INSTRUCTION:
Scan the material below for the string "ondes", and copy every line where it shows up.

** Start of DATA SUPPLIED **

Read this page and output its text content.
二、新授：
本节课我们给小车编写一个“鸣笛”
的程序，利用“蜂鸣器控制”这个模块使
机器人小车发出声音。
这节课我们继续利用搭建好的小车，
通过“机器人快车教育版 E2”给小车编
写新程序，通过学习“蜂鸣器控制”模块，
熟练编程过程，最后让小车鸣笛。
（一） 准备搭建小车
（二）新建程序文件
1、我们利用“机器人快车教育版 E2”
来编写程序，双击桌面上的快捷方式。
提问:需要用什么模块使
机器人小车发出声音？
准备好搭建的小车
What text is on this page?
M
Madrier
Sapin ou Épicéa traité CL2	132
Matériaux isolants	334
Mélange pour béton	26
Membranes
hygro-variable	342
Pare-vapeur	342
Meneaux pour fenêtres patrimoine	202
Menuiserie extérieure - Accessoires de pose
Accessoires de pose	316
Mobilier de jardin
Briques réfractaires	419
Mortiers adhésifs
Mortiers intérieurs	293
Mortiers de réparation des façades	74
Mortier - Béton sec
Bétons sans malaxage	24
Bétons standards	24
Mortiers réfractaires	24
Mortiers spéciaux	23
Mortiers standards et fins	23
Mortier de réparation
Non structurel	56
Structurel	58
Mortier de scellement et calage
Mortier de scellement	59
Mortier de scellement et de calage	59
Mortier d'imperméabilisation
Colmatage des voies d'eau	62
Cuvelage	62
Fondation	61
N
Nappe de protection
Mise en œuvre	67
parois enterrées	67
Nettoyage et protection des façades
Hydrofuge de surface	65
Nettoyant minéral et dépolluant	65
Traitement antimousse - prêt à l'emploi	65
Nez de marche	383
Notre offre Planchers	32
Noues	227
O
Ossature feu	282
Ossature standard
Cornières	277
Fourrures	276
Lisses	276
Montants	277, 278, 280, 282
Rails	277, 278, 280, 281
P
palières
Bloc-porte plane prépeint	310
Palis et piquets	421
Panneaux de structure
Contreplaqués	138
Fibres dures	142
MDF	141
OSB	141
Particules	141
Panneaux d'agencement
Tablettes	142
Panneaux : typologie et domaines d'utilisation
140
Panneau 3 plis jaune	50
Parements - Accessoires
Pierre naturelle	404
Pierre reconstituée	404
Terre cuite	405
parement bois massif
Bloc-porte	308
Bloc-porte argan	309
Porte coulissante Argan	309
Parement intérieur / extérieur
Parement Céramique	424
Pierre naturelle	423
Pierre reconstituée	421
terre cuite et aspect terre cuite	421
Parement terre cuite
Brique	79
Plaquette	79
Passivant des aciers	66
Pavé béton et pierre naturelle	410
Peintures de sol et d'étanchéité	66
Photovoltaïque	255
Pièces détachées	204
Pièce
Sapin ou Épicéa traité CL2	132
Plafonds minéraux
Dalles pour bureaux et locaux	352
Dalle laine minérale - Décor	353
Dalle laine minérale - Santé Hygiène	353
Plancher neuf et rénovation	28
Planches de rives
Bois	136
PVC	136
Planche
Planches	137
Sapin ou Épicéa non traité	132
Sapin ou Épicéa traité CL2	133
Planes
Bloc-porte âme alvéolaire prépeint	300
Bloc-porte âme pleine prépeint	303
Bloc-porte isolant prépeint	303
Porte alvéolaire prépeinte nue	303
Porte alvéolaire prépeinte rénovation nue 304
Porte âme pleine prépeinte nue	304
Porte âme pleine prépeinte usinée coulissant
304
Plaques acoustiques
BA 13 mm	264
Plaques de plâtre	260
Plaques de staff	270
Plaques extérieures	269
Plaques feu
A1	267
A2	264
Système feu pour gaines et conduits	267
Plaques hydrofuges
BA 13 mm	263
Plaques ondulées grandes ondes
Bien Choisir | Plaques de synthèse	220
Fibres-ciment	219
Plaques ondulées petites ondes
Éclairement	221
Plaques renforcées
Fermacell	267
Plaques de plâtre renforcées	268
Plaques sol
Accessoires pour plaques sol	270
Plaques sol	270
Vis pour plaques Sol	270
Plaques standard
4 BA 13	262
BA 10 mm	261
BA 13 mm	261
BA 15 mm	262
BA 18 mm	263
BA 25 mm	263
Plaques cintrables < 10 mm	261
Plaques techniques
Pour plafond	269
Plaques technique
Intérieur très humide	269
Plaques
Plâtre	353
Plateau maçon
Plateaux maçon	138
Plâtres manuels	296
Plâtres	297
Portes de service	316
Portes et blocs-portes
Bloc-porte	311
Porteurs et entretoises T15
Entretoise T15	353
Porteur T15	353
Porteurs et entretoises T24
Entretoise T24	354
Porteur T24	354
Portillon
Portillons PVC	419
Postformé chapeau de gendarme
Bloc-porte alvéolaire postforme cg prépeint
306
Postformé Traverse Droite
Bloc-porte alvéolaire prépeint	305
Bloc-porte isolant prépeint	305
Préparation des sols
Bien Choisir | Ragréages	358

** End of DATA SUPPLIED **

SOLUTION FOR THIS EXERCISE:
Plaques ondulées grandes ondes
Plaques ondulées petites ondes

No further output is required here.